* Work to be completed
Report, word for word, every line of the material that contains "مبادله".

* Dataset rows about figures
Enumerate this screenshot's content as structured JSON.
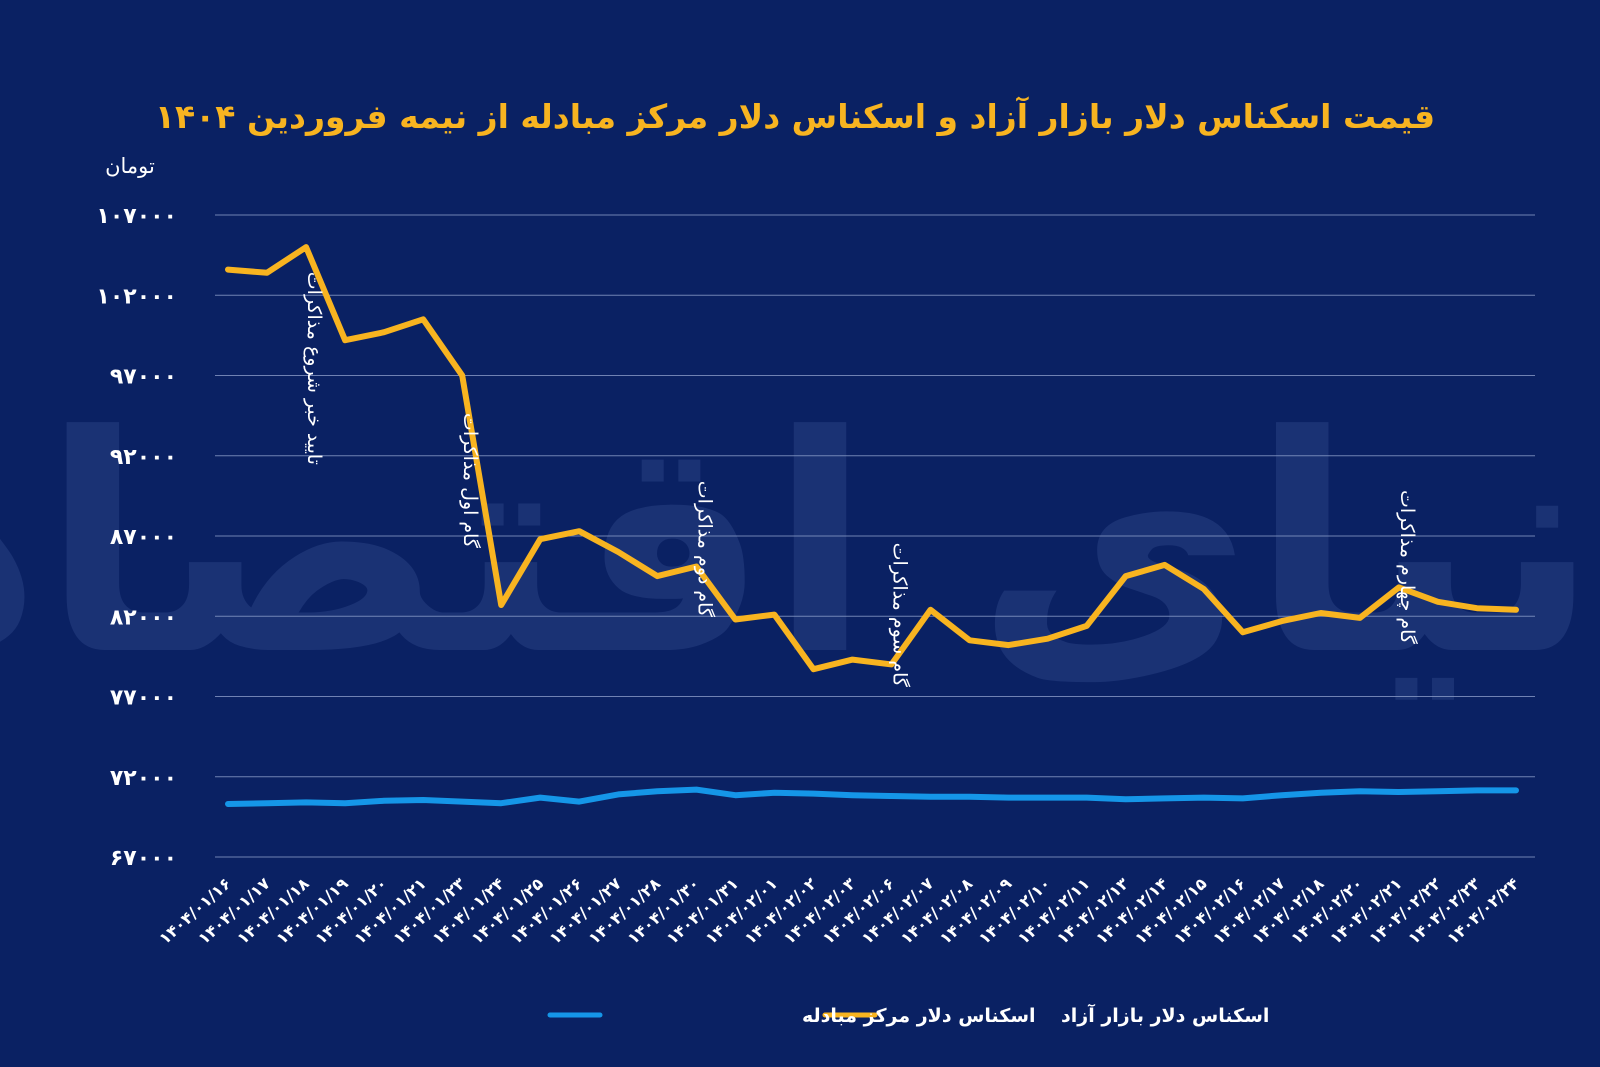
{
  "chart_data": {
    "type": "line",
    "title": "قیمت اسکناس دلار بازار آزاد و اسکناس دلار مرکز مبادله از نیمه فروردین ۱۴۰۴",
    "ylabel": "تومان",
    "xlabel": "",
    "ylim": [
      67000,
      107000
    ],
    "yticks": [
      67000,
      72000,
      77000,
      82000,
      87000,
      92000,
      97000,
      102000,
      107000
    ],
    "ytick_labels": [
      "۶۷۰۰۰",
      "۷۲۰۰۰",
      "۷۷۰۰۰",
      "۸۲۰۰۰",
      "۸۷۰۰۰",
      "۹۲۰۰۰",
      "۹۷۰۰۰",
      "۱۰۲۰۰۰",
      "۱۰۷۰۰۰"
    ],
    "grid": true,
    "legend_position": "bottom",
    "categories": [
      "۱۴۰۴/۰۱/۱۶",
      "۱۴۰۴/۰۱/۱۷",
      "۱۴۰۴/۰۱/۱۸",
      "۱۴۰۴/۰۱/۱۹",
      "۱۴۰۴/۰۱/۲۰",
      "۱۴۰۴/۰۱/۲۱",
      "۱۴۰۴/۰۱/۲۳",
      "۱۴۰۴/۰۱/۲۴",
      "۱۴۰۴/۰۱/۲۵",
      "۱۴۰۴/۰۱/۲۶",
      "۱۴۰۴/۰۱/۲۷",
      "۱۴۰۴/۰۱/۲۸",
      "۱۴۰۴/۰۱/۳۰",
      "۱۴۰۴/۰۱/۳۱",
      "۱۴۰۴/۰۲/۰۱",
      "۱۴۰۴/۰۲/۰۲",
      "۱۴۰۴/۰۲/۰۳",
      "۱۴۰۴/۰۲/۰۶",
      "۱۴۰۴/۰۲/۰۷",
      "۱۴۰۴/۰۲/۰۸",
      "۱۴۰۴/۰۲/۰۹",
      "۱۴۰۴/۰۲/۱۰",
      "۱۴۰۴/۰۲/۱۱",
      "۱۴۰۴/۰۲/۱۳",
      "۱۴۰۴/۰۲/۱۴",
      "۱۴۰۴/۰۲/۱۵",
      "۱۴۰۴/۰۲/۱۶",
      "۱۴۰۴/۰۲/۱۷",
      "۱۴۰۴/۰۲/۱۸",
      "۱۴۰۴/۰۲/۲۰",
      "۱۴۰۴/۰۲/۲۱",
      "۱۴۰۴/۰۲/۲۲",
      "۱۴۰۴/۰۲/۲۳",
      "۱۴۰۴/۰۲/۲۴"
    ],
    "series": [
      {
        "name": "اسکناس دلار بازار آزاد",
        "color": "#f8b420",
        "values": [
          103600,
          103400,
          105000,
          99200,
          99700,
          100500,
          97000,
          82700,
          86800,
          87300,
          86000,
          84500,
          85100,
          81800,
          82100,
          78700,
          79300,
          79000,
          82400,
          80500,
          80200,
          80600,
          81400,
          84500,
          85200,
          83700,
          81000,
          81700,
          82200,
          81900,
          83800,
          82900,
          82500,
          82400
        ]
      },
      {
        "name": "اسکناس دلار مرکز مبادله",
        "color": "#1596e8",
        "values": [
          70300,
          70350,
          70400,
          70350,
          70500,
          70550,
          70450,
          70350,
          70700,
          70450,
          70900,
          71100,
          71200,
          70850,
          71000,
          70950,
          70850,
          70800,
          70750,
          70750,
          70700,
          70700,
          70700,
          70600,
          70650,
          70700,
          70650,
          70850,
          71000,
          71100,
          71050,
          71100,
          71150,
          71150
        ]
      }
    ],
    "annotations": [
      {
        "text": "تایید خبر شروع مذاکرات",
        "category_index": 2
      },
      {
        "text": "گام اول مذاکرات",
        "category_index": 6
      },
      {
        "text": "گام دوم مذاکرات",
        "category_index": 12
      },
      {
        "text": "گام سوم مذاکرات",
        "category_index": 17
      },
      {
        "text": "گام چهارم مذاکرات",
        "category_index": 30
      }
    ]
  },
  "legend": {
    "free_market": "اسکناس دلار بازار آزاد",
    "exchange_center": "اسکناس دلار مرکز مبادله"
  },
  "watermark": "دنیای اقتصاد"
}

* Problem solution
    "title": "قیمت اسکناس دلار بازار آزاد و اسکناس دلار مرکز مبادله از نیمه فروردین ۱۴۰۴",
        "name": "اسکناس دلار مرکز مبادله",
    "exchange_center": "اسکناس دلار مرکز مبادله"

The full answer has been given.